- Task material:
────────────────────────────────────────

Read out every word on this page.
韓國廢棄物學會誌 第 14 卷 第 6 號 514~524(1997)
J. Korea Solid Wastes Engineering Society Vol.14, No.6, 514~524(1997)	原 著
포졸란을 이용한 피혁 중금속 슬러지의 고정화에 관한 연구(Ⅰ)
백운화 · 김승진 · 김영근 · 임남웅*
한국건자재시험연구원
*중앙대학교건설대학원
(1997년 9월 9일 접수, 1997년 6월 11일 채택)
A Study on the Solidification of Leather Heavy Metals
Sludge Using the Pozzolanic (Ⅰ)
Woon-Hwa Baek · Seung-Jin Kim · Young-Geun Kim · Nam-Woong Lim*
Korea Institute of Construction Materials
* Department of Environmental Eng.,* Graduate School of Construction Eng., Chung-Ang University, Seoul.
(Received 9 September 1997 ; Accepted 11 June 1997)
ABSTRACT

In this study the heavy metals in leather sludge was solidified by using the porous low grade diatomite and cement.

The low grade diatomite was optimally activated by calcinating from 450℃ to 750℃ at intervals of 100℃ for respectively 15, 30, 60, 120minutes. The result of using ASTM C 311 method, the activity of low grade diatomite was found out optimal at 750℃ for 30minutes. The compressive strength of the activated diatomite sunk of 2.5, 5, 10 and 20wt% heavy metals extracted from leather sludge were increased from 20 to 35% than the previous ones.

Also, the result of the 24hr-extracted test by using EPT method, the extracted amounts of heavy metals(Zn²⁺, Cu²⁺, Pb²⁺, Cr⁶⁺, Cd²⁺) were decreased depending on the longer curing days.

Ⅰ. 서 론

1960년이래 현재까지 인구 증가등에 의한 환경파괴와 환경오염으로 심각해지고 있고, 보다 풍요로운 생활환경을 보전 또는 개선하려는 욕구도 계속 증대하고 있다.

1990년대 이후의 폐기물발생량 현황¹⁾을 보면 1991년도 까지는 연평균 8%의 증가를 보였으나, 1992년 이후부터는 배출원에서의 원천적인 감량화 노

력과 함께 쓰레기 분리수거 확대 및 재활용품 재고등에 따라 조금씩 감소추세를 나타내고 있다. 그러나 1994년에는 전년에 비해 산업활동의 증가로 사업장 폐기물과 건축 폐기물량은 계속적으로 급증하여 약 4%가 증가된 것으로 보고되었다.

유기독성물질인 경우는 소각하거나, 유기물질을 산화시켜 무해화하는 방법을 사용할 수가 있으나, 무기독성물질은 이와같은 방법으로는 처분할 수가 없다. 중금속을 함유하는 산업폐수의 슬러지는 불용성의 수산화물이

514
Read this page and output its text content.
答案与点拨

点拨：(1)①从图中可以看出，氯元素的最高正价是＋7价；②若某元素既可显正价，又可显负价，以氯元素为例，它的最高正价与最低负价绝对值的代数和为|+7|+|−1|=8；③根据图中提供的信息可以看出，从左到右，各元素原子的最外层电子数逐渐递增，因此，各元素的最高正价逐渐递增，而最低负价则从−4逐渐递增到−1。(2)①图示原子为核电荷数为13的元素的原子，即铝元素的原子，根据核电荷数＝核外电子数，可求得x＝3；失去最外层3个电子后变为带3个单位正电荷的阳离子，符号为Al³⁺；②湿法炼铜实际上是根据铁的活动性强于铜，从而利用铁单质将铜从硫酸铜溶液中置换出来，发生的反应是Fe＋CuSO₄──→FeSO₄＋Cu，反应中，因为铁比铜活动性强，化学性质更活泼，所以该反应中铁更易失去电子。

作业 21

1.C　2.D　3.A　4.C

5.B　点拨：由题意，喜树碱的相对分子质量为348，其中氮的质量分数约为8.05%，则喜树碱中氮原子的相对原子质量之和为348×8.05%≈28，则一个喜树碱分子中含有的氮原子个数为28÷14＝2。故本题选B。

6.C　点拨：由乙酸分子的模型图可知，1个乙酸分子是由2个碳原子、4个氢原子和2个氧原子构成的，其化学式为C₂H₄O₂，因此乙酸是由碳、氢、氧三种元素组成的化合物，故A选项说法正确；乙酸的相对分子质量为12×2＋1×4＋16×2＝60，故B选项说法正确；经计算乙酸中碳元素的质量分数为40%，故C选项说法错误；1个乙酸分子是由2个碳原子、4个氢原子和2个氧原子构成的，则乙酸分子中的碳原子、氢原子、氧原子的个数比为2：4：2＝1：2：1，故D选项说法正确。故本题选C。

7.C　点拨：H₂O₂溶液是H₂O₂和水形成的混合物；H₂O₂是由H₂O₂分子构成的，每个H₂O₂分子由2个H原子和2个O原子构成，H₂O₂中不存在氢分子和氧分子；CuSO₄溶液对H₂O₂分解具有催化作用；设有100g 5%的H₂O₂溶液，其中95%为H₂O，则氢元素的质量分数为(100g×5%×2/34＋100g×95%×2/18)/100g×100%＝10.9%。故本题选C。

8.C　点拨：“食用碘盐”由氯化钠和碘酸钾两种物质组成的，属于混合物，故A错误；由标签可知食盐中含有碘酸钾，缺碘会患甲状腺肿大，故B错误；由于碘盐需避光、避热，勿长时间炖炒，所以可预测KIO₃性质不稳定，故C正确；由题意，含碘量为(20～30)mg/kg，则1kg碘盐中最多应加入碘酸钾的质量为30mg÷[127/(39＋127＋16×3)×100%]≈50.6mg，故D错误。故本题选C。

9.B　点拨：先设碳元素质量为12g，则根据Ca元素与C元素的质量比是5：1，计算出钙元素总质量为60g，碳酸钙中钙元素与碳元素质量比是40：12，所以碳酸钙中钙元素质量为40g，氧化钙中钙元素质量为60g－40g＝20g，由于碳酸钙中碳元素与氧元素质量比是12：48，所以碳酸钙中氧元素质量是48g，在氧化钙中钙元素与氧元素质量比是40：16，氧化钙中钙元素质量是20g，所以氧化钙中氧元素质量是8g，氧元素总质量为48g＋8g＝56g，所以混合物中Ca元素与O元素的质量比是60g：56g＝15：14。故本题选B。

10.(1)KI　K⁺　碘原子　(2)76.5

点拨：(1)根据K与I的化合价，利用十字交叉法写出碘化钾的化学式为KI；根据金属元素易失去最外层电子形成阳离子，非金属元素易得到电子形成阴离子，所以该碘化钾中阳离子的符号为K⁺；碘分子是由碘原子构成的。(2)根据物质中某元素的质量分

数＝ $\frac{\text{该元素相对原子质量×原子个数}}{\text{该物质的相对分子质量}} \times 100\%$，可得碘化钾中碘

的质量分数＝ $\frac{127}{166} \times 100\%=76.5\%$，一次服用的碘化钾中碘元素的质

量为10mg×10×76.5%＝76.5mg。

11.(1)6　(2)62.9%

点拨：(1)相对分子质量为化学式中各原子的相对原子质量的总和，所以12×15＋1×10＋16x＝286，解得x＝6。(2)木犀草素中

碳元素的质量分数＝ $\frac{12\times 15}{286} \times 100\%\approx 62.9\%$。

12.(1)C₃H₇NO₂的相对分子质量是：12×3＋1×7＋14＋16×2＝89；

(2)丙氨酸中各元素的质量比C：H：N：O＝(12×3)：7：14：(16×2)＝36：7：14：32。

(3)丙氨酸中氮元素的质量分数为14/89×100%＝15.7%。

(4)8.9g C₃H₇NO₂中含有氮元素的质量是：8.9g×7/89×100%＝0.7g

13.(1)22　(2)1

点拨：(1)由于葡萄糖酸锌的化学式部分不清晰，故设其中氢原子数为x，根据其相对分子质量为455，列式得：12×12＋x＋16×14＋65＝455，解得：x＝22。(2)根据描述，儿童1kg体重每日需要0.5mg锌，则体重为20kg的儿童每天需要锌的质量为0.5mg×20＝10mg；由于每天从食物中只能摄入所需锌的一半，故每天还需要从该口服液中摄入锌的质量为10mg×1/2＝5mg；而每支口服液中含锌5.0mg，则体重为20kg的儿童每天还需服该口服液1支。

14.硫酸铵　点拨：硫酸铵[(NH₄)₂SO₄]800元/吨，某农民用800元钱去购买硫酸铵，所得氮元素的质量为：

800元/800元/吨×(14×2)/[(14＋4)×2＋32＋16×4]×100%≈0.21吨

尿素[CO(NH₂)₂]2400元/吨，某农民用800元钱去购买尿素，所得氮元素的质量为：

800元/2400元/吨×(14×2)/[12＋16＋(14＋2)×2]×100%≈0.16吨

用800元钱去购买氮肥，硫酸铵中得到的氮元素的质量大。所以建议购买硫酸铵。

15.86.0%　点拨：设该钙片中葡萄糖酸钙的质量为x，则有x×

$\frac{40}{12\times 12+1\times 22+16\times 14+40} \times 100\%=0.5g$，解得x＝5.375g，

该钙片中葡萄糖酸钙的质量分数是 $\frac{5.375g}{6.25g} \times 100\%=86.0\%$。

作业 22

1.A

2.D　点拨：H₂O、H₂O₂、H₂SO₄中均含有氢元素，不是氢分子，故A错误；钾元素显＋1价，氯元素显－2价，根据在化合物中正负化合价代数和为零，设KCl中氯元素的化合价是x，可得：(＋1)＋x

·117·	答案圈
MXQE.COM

────────────────────────────────────────

- Written exercise:
Sift the material for lines with the string "故A错误". Copy each one found.

- Exercise solution:
8.C　点拨：“食用碘盐”由氯化钠和碘酸钾两种物质组成的，属于混合物，故A错误；由标签可知食盐中含有碘酸钾，缺碘会患甲状腺肿大，故B错误；由于碘盐需避光、避热，勿长时间炖炒，所以可预测KIO₃性质不稳定，故C正确；由题意，含碘量为(20～30)mg/kg，则1kg碘盐中最多应加入碘酸钾的质量为30mg÷[127/(39＋127＋16×3)×100%]≈50.6mg，故D错误。故本题选C。
2.D　点拨：H₂O、H₂O₂、H₂SO₄中均含有氢元素，不是氢分子，故A错误；钾元素显＋1价，氯元素显－2价，根据在化合物中正负化合价代数和为零，设KCl中氯元素的化合价是x，可得：(＋1)＋x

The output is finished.